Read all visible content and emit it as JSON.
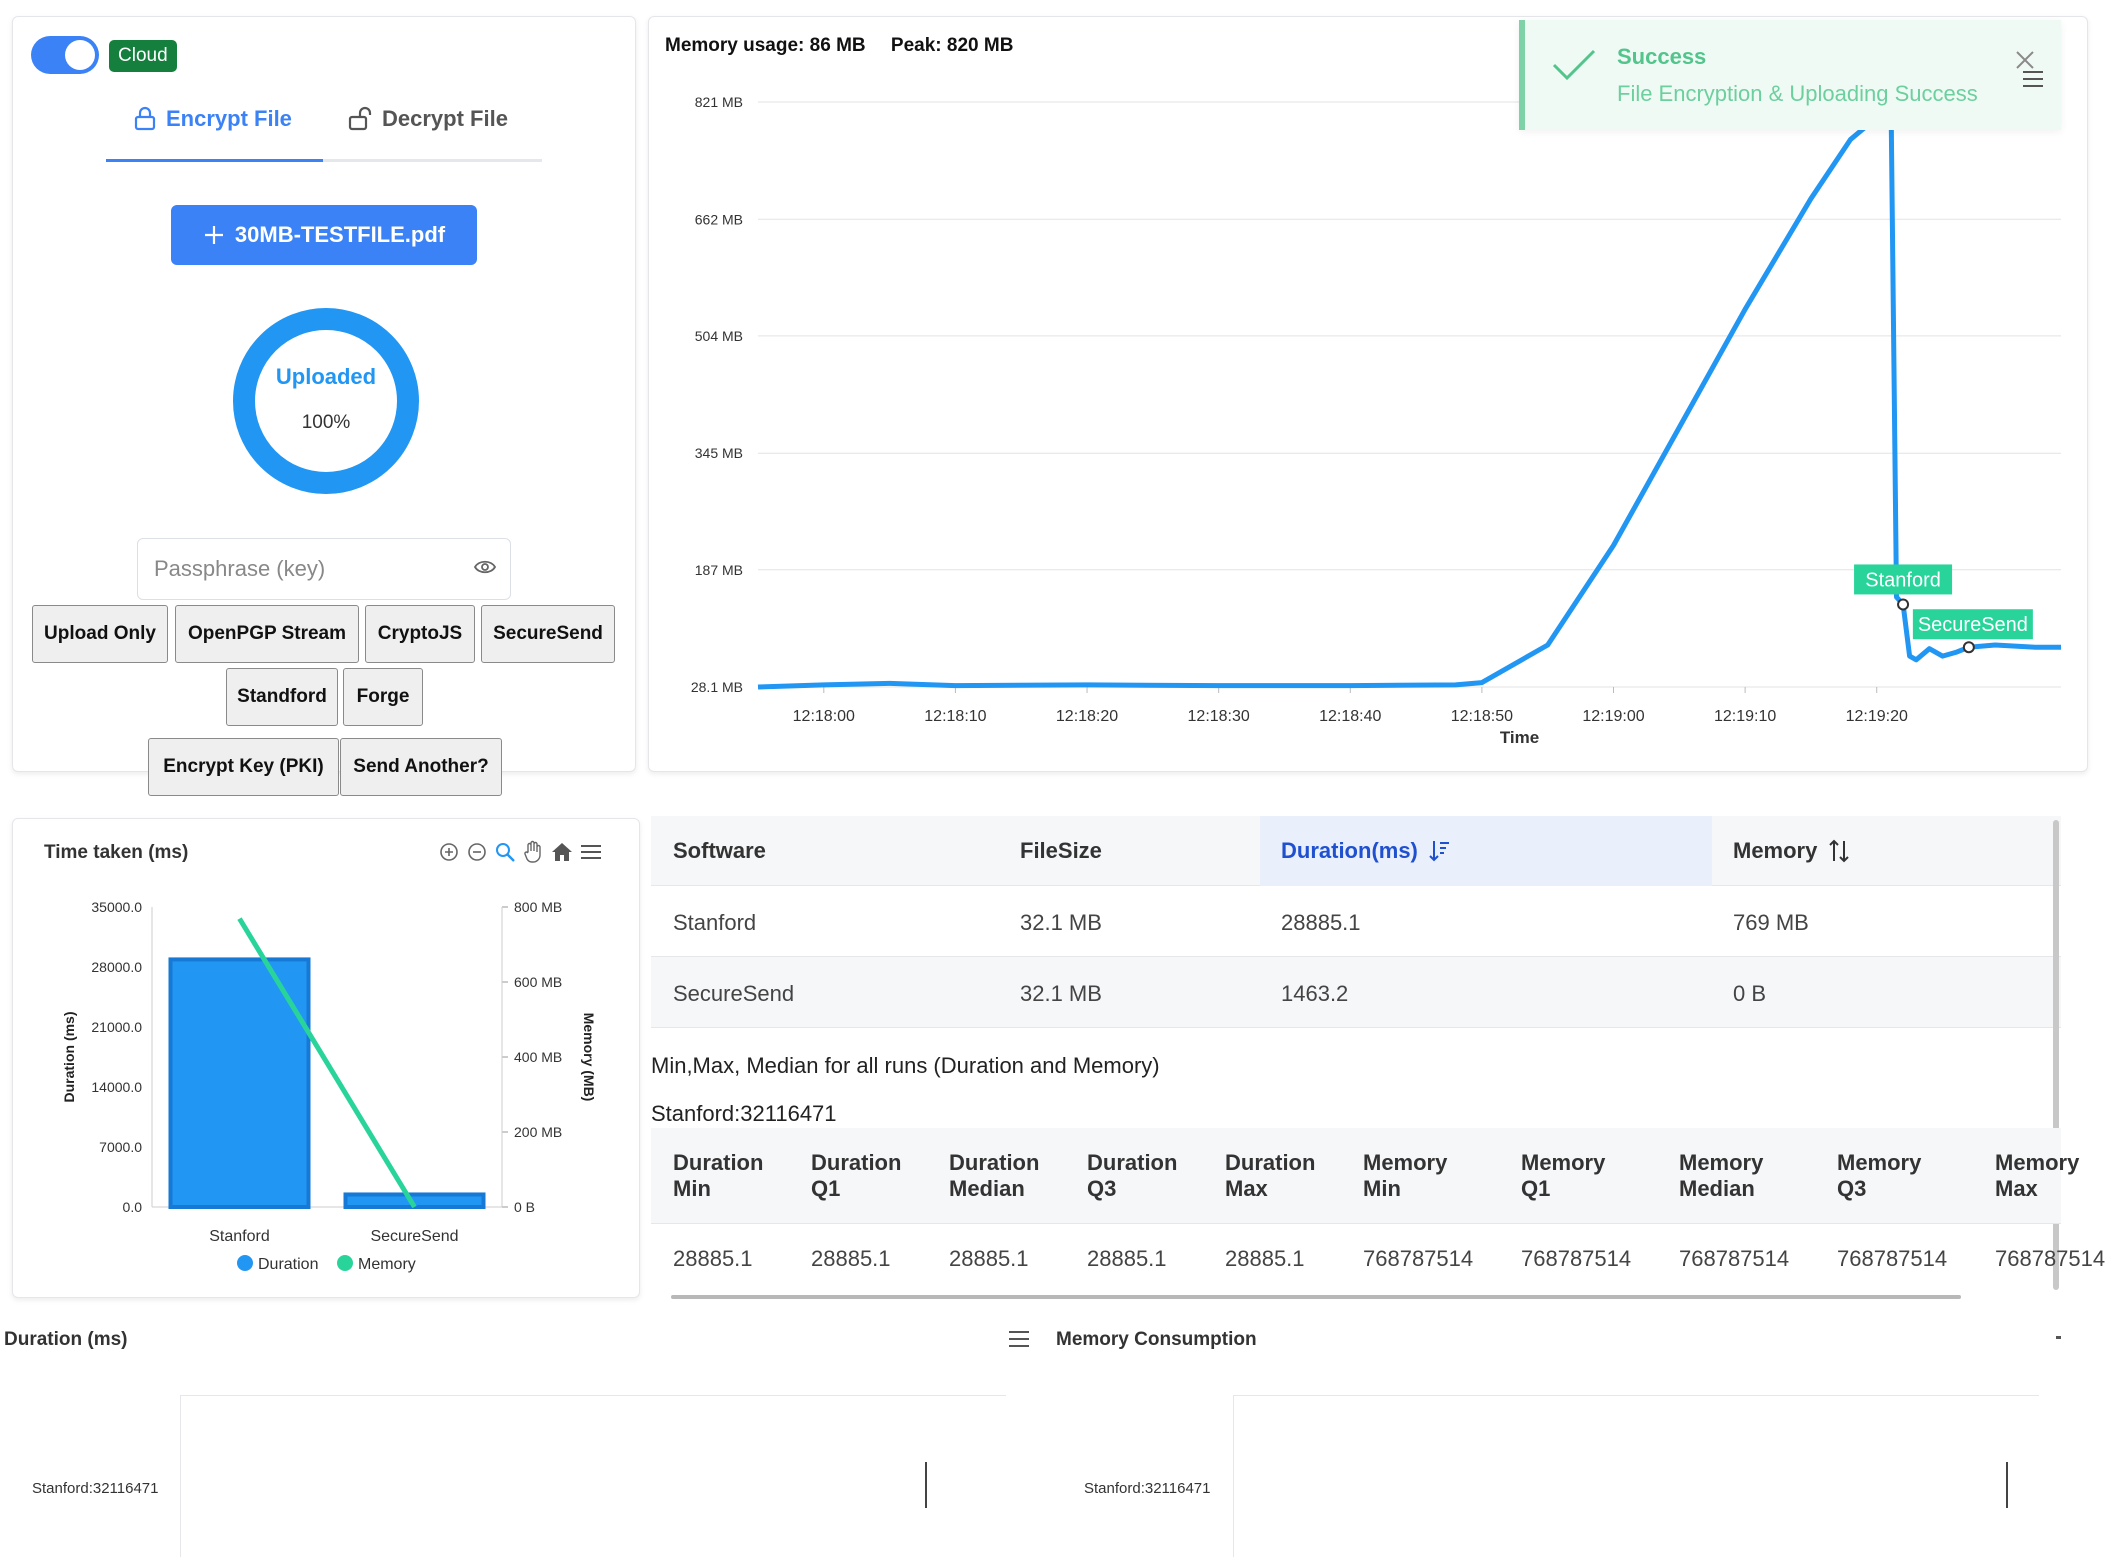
{
  "left_panel": {
    "mode_badge": "Cloud",
    "tabs": [
      {
        "label": "Encrypt File",
        "active": true
      },
      {
        "label": "Decrypt File",
        "active": false
      }
    ],
    "file_button": "30MB-TESTFILE.pdf",
    "progress": {
      "label": "Uploaded",
      "percent_text": "100%",
      "value": 100
    },
    "passphrase_placeholder": "Passphrase (key)",
    "buttons_row1": [
      "Upload Only",
      "OpenPGP Stream",
      "CryptoJS",
      "SecureSend"
    ],
    "buttons_row2": [
      "Standford",
      "Forge"
    ],
    "buttons_row3": [
      "Encrypt Key (PKI)",
      "Send Another?"
    ]
  },
  "memory_panel": {
    "usage_label": "Memory usage: 86 MB",
    "peak_label": "Peak: 820 MB"
  },
  "toast": {
    "title": "Success",
    "message": "File Encryption & Uploading Success"
  },
  "colors": {
    "primary": "#3b82f6",
    "line": "#2196f3",
    "green": "#29d49b",
    "success": "#52c48c"
  },
  "chart_data": [
    {
      "type": "line",
      "xlabel": "Time",
      "y_ticks": [
        "821 MB",
        "662 MB",
        "504 MB",
        "345 MB",
        "187 MB",
        "28.1 MB"
      ],
      "y_tick_values": [
        821,
        662,
        504,
        345,
        187,
        28.1
      ],
      "x_ticks": [
        "12:18:00",
        "12:18:10",
        "12:18:20",
        "12:18:30",
        "12:18:40",
        "12:18:50",
        "12:19:00",
        "12:19:10",
        "12:19:20"
      ],
      "x_tick_values": [
        0,
        10,
        20,
        30,
        40,
        50,
        60,
        70,
        80
      ],
      "xlim": [
        -5,
        94
      ],
      "ylim": [
        28.1,
        821
      ],
      "series": [
        {
          "x": [
            -5,
            0,
            5,
            10,
            20,
            30,
            40,
            48,
            50,
            55,
            60,
            65,
            70,
            75,
            78,
            80,
            81,
            81.1,
            81.5,
            82,
            82.5,
            83,
            84,
            85,
            86,
            87,
            89,
            92,
            94
          ],
          "y": [
            28.1,
            31,
            33,
            30,
            31,
            30,
            30,
            31,
            34,
            85,
            220,
            380,
            540,
            690,
            770,
            800,
            812,
            800,
            150,
            140,
            70,
            65,
            80,
            70,
            75,
            82,
            85,
            82,
            82
          ]
        }
      ],
      "annotations": [
        {
          "label": "Stanford",
          "x": 82,
          "y": 140
        },
        {
          "label": "SecureSend",
          "x": 87,
          "y": 82
        }
      ]
    },
    {
      "type": "bar",
      "title": "Time taken (ms)",
      "categories": [
        "Stanford",
        "SecureSend"
      ],
      "series": [
        {
          "name": "Duration",
          "values": [
            28885.1,
            1463.2
          ]
        },
        {
          "name": "Memory",
          "values": [
            769,
            0
          ]
        }
      ],
      "ylabel": "Duration (ms)",
      "y2label": "Memory (MB)",
      "ylim": [
        0,
        35000
      ],
      "y2lim": [
        0,
        800
      ],
      "y_ticks": [
        "35000.0",
        "28000.0",
        "21000.0",
        "14000.0",
        "7000.0",
        "0.0"
      ],
      "y_tick_values": [
        35000,
        28000,
        21000,
        14000,
        7000,
        0
      ],
      "y2_ticks": [
        "800 MB",
        "600 MB",
        "400 MB",
        "200 MB",
        "0 B"
      ],
      "y2_tick_values": [
        800,
        600,
        400,
        200,
        0
      ],
      "legend": [
        "Duration",
        "Memory"
      ]
    },
    {
      "type": "bar",
      "title": "Duration (ms)",
      "categories": [
        "Stanford:32116471"
      ]
    },
    {
      "type": "bar",
      "title": "Memory Consumption",
      "categories": [
        "Stanford:32116471"
      ]
    }
  ],
  "results_table": {
    "headers": [
      "Software",
      "FileSize",
      "Duration(ms)",
      "Memory"
    ],
    "rows": [
      [
        "Stanford",
        "32.1 MB",
        "28885.1",
        "769 MB"
      ],
      [
        "SecureSend",
        "32.1 MB",
        "1463.2",
        "0 B"
      ]
    ]
  },
  "stats": {
    "heading": "Min,Max, Median for all runs (Duration and Memory)",
    "label": "Stanford:32116471",
    "headers": [
      [
        "Duration",
        "Min"
      ],
      [
        "Duration",
        "Q1"
      ],
      [
        "Duration",
        "Median"
      ],
      [
        "Duration",
        "Q3"
      ],
      [
        "Duration",
        "Max"
      ],
      [
        "Memory",
        "Min"
      ],
      [
        "Memory",
        "Q1"
      ],
      [
        "Memory",
        "Median"
      ],
      [
        "Memory",
        "Q3"
      ],
      [
        "Memory",
        "Max"
      ]
    ],
    "values": [
      "28885.1",
      "28885.1",
      "28885.1",
      "28885.1",
      "28885.1",
      "768787514",
      "768787514",
      "768787514",
      "768787514",
      "768787514"
    ]
  }
}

▶ **What is expected**
Without the pictures, write out the whole listing above exactly as it appears.

▶ **Expected answer**
Read all visible content and emit it as JSON.
{
  "left_panel": {
    "mode_badge": "Cloud",
    "tabs": [
      {
        "label": "Encrypt File",
        "active": true
      },
      {
        "label": "Decrypt File",
        "active": false
      }
    ],
    "file_button": "30MB-TESTFILE.pdf",
    "progress": {
      "label": "Uploaded",
      "percent_text": "100%",
      "value": 100
    },
    "passphrase_placeholder": "Passphrase (key)",
    "buttons_row1": [
      "Upload Only",
      "OpenPGP Stream",
      "CryptoJS",
      "SecureSend"
    ],
    "buttons_row2": [
      "Standford",
      "Forge"
    ],
    "buttons_row3": [
      "Encrypt Key (PKI)",
      "Send Another?"
    ]
  },
  "memory_panel": {
    "usage_label": "Memory usage: 86 MB",
    "peak_label": "Peak: 820 MB"
  },
  "toast": {
    "title": "Success",
    "message": "File Encryption & Uploading Success"
  },
  "colors": {
    "primary": "#3b82f6",
    "line": "#2196f3",
    "green": "#29d49b",
    "success": "#52c48c"
  },
  "chart_data": [
    {
      "type": "line",
      "xlabel": "Time",
      "y_ticks": [
        "821 MB",
        "662 MB",
        "504 MB",
        "345 MB",
        "187 MB",
        "28.1 MB"
      ],
      "y_tick_values": [
        821,
        662,
        504,
        345,
        187,
        28.1
      ],
      "x_ticks": [
        "12:18:00",
        "12:18:10",
        "12:18:20",
        "12:18:30",
        "12:18:40",
        "12:18:50",
        "12:19:00",
        "12:19:10",
        "12:19:20"
      ],
      "x_tick_values": [
        0,
        10,
        20,
        30,
        40,
        50,
        60,
        70,
        80
      ],
      "xlim": [
        -5,
        94
      ],
      "ylim": [
        28.1,
        821
      ],
      "series": [
        {
          "x": [
            -5,
            0,
            5,
            10,
            20,
            30,
            40,
            48,
            50,
            55,
            60,
            65,
            70,
            75,
            78,
            80,
            81,
            81.1,
            81.5,
            82,
            82.5,
            83,
            84,
            85,
            86,
            87,
            89,
            92,
            94
          ],
          "y": [
            28.1,
            31,
            33,
            30,
            31,
            30,
            30,
            31,
            34,
            85,
            220,
            380,
            540,
            690,
            770,
            800,
            812,
            800,
            150,
            140,
            70,
            65,
            80,
            70,
            75,
            82,
            85,
            82,
            82
          ]
        }
      ],
      "annotations": [
        {
          "label": "Stanford",
          "x": 82,
          "y": 140
        },
        {
          "label": "SecureSend",
          "x": 87,
          "y": 82
        }
      ]
    },
    {
      "type": "bar",
      "title": "Time taken (ms)",
      "categories": [
        "Stanford",
        "SecureSend"
      ],
      "series": [
        {
          "name": "Duration",
          "values": [
            28885.1,
            1463.2
          ]
        },
        {
          "name": "Memory",
          "values": [
            769,
            0
          ]
        }
      ],
      "ylabel": "Duration (ms)",
      "y2label": "Memory (MB)",
      "ylim": [
        0,
        35000
      ],
      "y2lim": [
        0,
        800
      ],
      "y_ticks": [
        "35000.0",
        "28000.0",
        "21000.0",
        "14000.0",
        "7000.0",
        "0.0"
      ],
      "y_tick_values": [
        35000,
        28000,
        21000,
        14000,
        7000,
        0
      ],
      "y2_ticks": [
        "800 MB",
        "600 MB",
        "400 MB",
        "200 MB",
        "0 B"
      ],
      "y2_tick_values": [
        800,
        600,
        400,
        200,
        0
      ],
      "legend": [
        "Duration",
        "Memory"
      ]
    },
    {
      "type": "bar",
      "title": "Duration (ms)",
      "categories": [
        "Stanford:32116471"
      ]
    },
    {
      "type": "bar",
      "title": "Memory Consumption",
      "categories": [
        "Stanford:32116471"
      ]
    }
  ],
  "results_table": {
    "headers": [
      "Software",
      "FileSize",
      "Duration(ms)",
      "Memory"
    ],
    "rows": [
      [
        "Stanford",
        "32.1 MB",
        "28885.1",
        "769 MB"
      ],
      [
        "SecureSend",
        "32.1 MB",
        "1463.2",
        "0 B"
      ]
    ]
  },
  "stats": {
    "heading": "Min,Max, Median for all runs (Duration and Memory)",
    "label": "Stanford:32116471",
    "headers": [
      [
        "Duration",
        "Min"
      ],
      [
        "Duration",
        "Q1"
      ],
      [
        "Duration",
        "Median"
      ],
      [
        "Duration",
        "Q3"
      ],
      [
        "Duration",
        "Max"
      ],
      [
        "Memory",
        "Min"
      ],
      [
        "Memory",
        "Q1"
      ],
      [
        "Memory",
        "Median"
      ],
      [
        "Memory",
        "Q3"
      ],
      [
        "Memory",
        "Max"
      ]
    ],
    "values": [
      "28885.1",
      "28885.1",
      "28885.1",
      "28885.1",
      "28885.1",
      "768787514",
      "768787514",
      "768787514",
      "768787514",
      "768787514"
    ]
  }
}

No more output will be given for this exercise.